* **Exercise**
Restate the full listing word for word and leave the pictures out.

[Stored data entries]

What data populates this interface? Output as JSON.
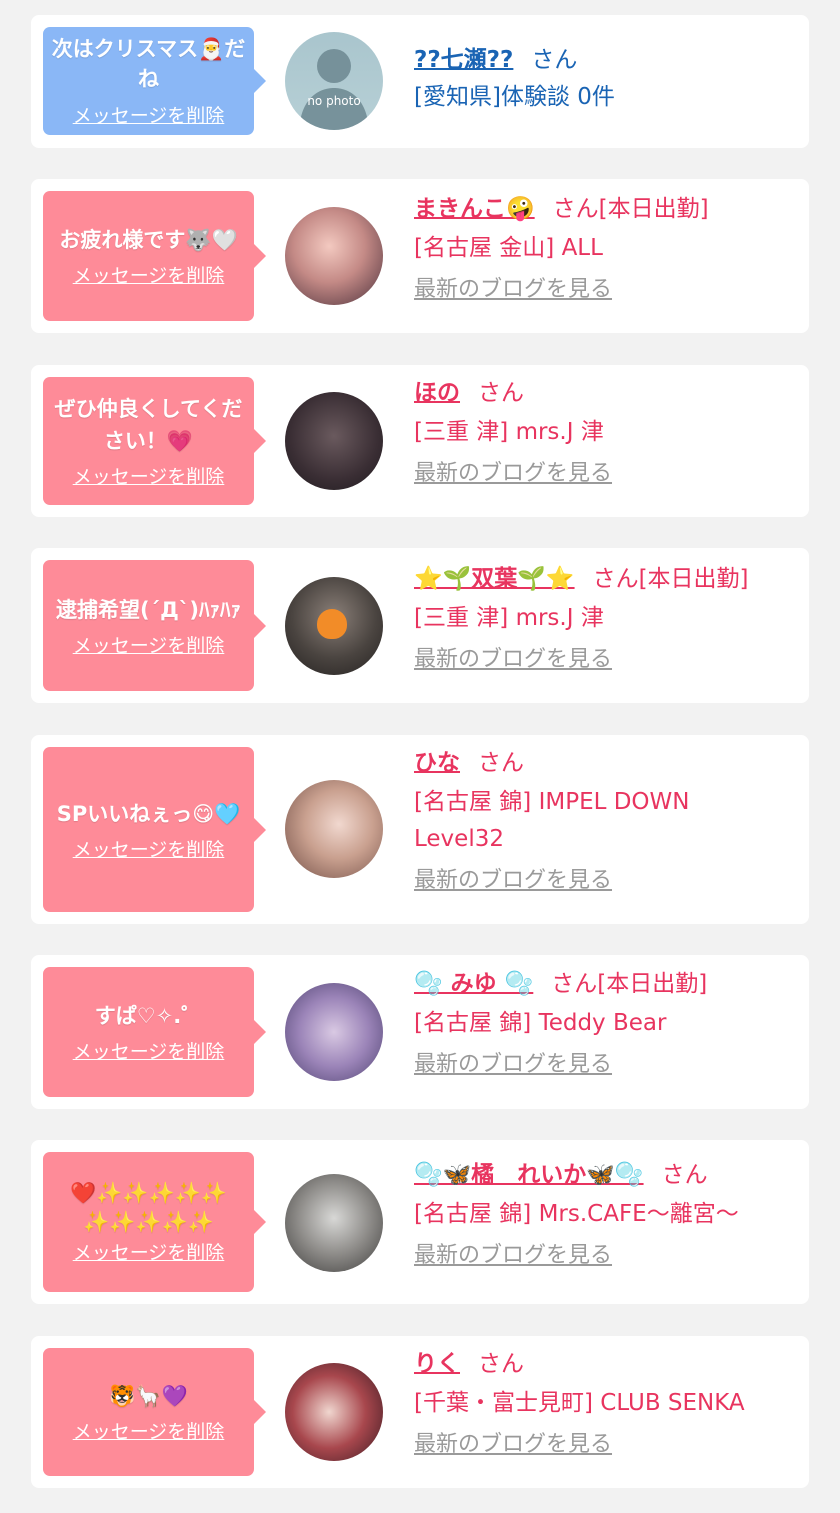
{
  "cards": [
    {
      "bubble_color": "#8ab7f6",
      "message": "次はクリスマス🎅だね",
      "delete_label": "メッセージを削除",
      "name": "??七瀬??",
      "honorific": "さん",
      "status": "",
      "line2": "[愛知県]体験談 0件",
      "blog_label": "",
      "avatar_label": "no photo",
      "name_color": "#1a64b4"
    },
    {
      "bubble_color": "#fe8b98",
      "message": "お疲れ様です🐺🤍",
      "delete_label": "メッセージを削除",
      "name": "まきんこ🤪",
      "honorific": "さん",
      "status": "[本日出勤]",
      "line2": "[名古屋 金山] ALL",
      "blog_label": "最新のブログを見る",
      "avatar_label": "",
      "name_color": "#e8345f"
    },
    {
      "bubble_color": "#fe8b98",
      "message": "ぜひ仲良くしてください！💗",
      "delete_label": "メッセージを削除",
      "name": "ほの",
      "honorific": "さん",
      "status": "",
      "line2": "[三重 津] mrs.J 津",
      "blog_label": "最新のブログを見る",
      "avatar_label": "",
      "name_color": "#e8345f"
    },
    {
      "bubble_color": "#fe8b98",
      "message": "逮捕希望(´Д`)ﾊｧﾊｧ",
      "delete_label": "メッセージを削除",
      "name": "⭐🌱双葉🌱⭐",
      "honorific": "さん",
      "status": "[本日出勤]",
      "line2": "[三重 津] mrs.J 津",
      "blog_label": "最新のブログを見る",
      "avatar_label": "",
      "name_color": "#e8345f"
    },
    {
      "bubble_color": "#fe8b98",
      "message": "SPいいねぇっ😋🩵",
      "delete_label": "メッセージを削除",
      "name": "ひな",
      "honorific": "さん",
      "status": "",
      "line2": "[名古屋 錦] IMPEL DOWN Level32",
      "blog_label": "最新のブログを見る",
      "avatar_label": "",
      "name_color": "#e8345f"
    },
    {
      "bubble_color": "#fe8b98",
      "message": "すぱ♡✧.゜",
      "delete_label": "メッセージを削除",
      "name": "🫧 みゆ 🫧",
      "honorific": "さん",
      "status": "[本日出勤]",
      "line2": "[名古屋 錦] Teddy Bear",
      "blog_label": "最新のブログを見る",
      "avatar_label": "",
      "name_color": "#e8345f"
    },
    {
      "bubble_color": "#fe8b98",
      "message": "❤️✨✨✨✨✨✨✨✨✨✨",
      "delete_label": "メッセージを削除",
      "name": "🫧🦋橘　れいか🦋🫧",
      "honorific": "さん",
      "status": "",
      "line2": "[名古屋 錦] Mrs.CAFE〜離宮〜",
      "blog_label": "最新のブログを見る",
      "avatar_label": "",
      "name_color": "#e8345f"
    },
    {
      "bubble_color": "#fe8b98",
      "message": "🐯🦙💜",
      "delete_label": "メッセージを削除",
      "name": "りく",
      "honorific": "さん",
      "status": "",
      "line2": "[千葉・富士見町] CLUB SENKA",
      "blog_label": "最新のブログを見る",
      "avatar_label": "",
      "name_color": "#e8345f"
    }
  ]
}
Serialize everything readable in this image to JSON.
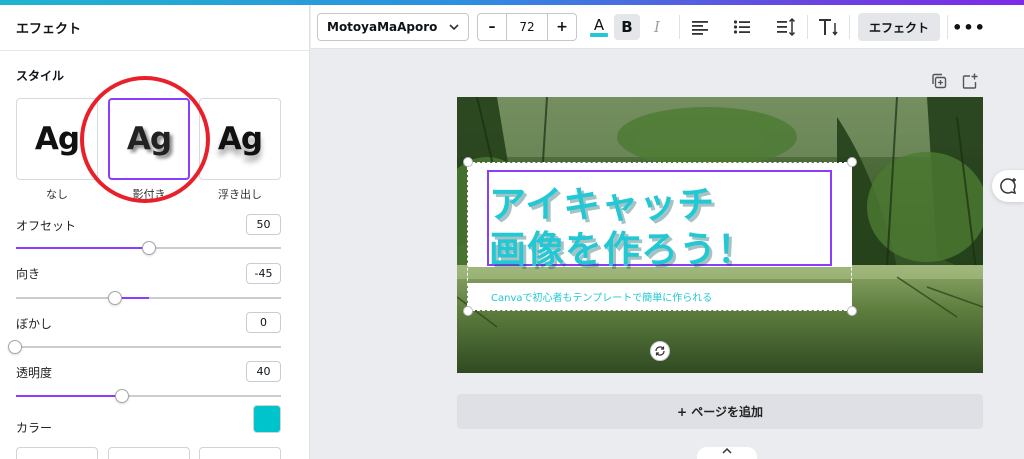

* **Exercise output**
What data populates this interface? Output as JSON.
{
  "cards": [
    {
      "bubble_color": "#8ab7f6",
      "message": "次はクリスマス🎅だね",
      "delete_label": "メッセージを削除",
      "name": "??七瀬??",
      "honorific": "さん",
      "status": "",
      "line2": "[愛知県]体験談 0件",
      "blog_label": "",
      "avatar_label": "no photo",
      "name_color": "#1a64b4"
    },
    {
      "bubble_color": "#fe8b98",
      "message": "お疲れ様です🐺🤍",
      "delete_label": "メッセージを削除",
      "name": "まきんこ🤪",
      "honorific": "さん",
      "status": "[本日出勤]",
      "line2": "[名古屋 金山] ALL",
      "blog_label": "最新のブログを見る",
      "avatar_label": "",
      "name_color": "#e8345f"
    },
    {
      "bubble_color": "#fe8b98",
      "message": "ぜひ仲良くしてください！💗",
      "delete_label": "メッセージを削除",
      "name": "ほの",
      "honorific": "さん",
      "status": "",
      "line2": "[三重 津] mrs.J 津",
      "blog_label": "最新のブログを見る",
      "avatar_label": "",
      "name_color": "#e8345f"
    },
    {
      "bubble_color": "#fe8b98",
      "message": "逮捕希望(´Д`)ﾊｧﾊｧ",
      "delete_label": "メッセージを削除",
      "name": "⭐🌱双葉🌱⭐",
      "honorific": "さん",
      "status": "[本日出勤]",
      "line2": "[三重 津] mrs.J 津",
      "blog_label": "最新のブログを見る",
      "avatar_label": "",
      "name_color": "#e8345f"
    },
    {
      "bubble_color": "#fe8b98",
      "message": "SPいいねぇっ😋🩵",
      "delete_label": "メッセージを削除",
      "name": "ひな",
      "honorific": "さん",
      "status": "",
      "line2": "[名古屋 錦] IMPEL DOWN Level32",
      "blog_label": "最新のブログを見る",
      "avatar_label": "",
      "name_color": "#e8345f"
    },
    {
      "bubble_color": "#fe8b98",
      "message": "すぱ♡✧.゜",
      "delete_label": "メッセージを削除",
      "name": "🫧 みゆ 🫧",
      "honorific": "さん",
      "status": "[本日出勤]",
      "line2": "[名古屋 錦] Teddy Bear",
      "blog_label": "最新のブログを見る",
      "avatar_label": "",
      "name_color": "#e8345f"
    },
    {
      "bubble_color": "#fe8b98",
      "message": "❤️✨✨✨✨✨✨✨✨✨✨",
      "delete_label": "メッセージを削除",
      "name": "🫧🦋橘　れいか🦋🫧",
      "honorific": "さん",
      "status": "",
      "line2": "[名古屋 錦] Mrs.CAFE〜離宮〜",
      "blog_label": "最新のブログを見る",
      "avatar_label": "",
      "name_color": "#e8345f"
    },
    {
      "bubble_color": "#fe8b98",
      "message": "🐯🦙💜",
      "delete_label": "メッセージを削除",
      "name": "りく",
      "honorific": "さん",
      "status": "",
      "line2": "[千葉・富士見町] CLUB SENKA",
      "blog_label": "最新のブログを見る",
      "avatar_label": "",
      "name_color": "#e8345f"
    }
  ]
}
Serialize everything readable in this image to JSON.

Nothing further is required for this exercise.